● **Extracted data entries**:
-- start --

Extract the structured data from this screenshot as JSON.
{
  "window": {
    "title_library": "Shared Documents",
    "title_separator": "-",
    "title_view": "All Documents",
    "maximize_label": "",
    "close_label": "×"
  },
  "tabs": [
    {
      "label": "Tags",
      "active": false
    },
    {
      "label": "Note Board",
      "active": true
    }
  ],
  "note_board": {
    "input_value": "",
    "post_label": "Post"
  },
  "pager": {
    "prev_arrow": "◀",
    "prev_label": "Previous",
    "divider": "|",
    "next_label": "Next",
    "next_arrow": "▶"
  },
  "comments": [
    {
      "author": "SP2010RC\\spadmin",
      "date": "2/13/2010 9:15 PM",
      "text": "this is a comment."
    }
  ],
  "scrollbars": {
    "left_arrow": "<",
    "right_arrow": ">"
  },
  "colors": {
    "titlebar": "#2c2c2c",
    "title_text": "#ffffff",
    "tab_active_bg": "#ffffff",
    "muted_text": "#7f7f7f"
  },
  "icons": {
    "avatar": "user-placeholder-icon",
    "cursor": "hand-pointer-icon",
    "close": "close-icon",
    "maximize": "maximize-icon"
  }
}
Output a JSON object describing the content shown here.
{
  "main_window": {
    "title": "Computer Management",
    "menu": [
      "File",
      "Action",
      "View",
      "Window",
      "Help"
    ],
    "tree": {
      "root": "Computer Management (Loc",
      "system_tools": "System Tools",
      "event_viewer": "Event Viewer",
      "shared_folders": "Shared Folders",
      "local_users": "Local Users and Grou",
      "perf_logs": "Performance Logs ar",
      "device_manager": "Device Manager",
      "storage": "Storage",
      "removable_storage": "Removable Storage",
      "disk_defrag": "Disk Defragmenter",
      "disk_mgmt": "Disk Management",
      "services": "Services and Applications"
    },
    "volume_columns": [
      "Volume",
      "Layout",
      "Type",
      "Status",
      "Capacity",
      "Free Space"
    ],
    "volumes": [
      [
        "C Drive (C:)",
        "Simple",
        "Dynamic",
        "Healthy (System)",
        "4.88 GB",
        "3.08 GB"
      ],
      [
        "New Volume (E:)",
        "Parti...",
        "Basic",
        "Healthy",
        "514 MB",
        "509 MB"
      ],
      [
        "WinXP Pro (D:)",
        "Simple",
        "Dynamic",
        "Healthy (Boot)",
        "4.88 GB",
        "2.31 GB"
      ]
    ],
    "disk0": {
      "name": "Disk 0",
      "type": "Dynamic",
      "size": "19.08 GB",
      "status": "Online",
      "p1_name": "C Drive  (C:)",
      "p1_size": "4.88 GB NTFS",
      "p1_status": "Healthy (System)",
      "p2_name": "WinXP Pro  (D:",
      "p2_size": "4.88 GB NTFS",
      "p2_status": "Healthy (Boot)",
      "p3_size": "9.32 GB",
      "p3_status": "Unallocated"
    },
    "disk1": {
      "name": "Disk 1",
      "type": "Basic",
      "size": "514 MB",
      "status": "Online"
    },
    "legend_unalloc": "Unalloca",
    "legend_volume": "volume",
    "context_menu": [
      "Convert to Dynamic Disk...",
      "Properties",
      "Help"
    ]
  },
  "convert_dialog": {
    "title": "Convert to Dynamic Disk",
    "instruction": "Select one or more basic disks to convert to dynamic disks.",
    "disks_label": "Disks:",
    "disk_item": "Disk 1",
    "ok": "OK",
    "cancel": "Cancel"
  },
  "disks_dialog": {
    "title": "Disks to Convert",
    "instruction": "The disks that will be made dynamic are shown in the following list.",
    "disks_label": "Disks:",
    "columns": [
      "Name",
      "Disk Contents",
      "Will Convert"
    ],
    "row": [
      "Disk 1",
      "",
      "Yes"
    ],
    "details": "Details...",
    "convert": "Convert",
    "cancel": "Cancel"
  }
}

-- end --

● **INSTRUCTIONS TO FOLLOW**:
Where does the word "Computer" appear? Return each line that holds it.

● **ANSWER TO THIS TASK**:
    "title": "Computer Management",
      "root": "Computer Management (Loc",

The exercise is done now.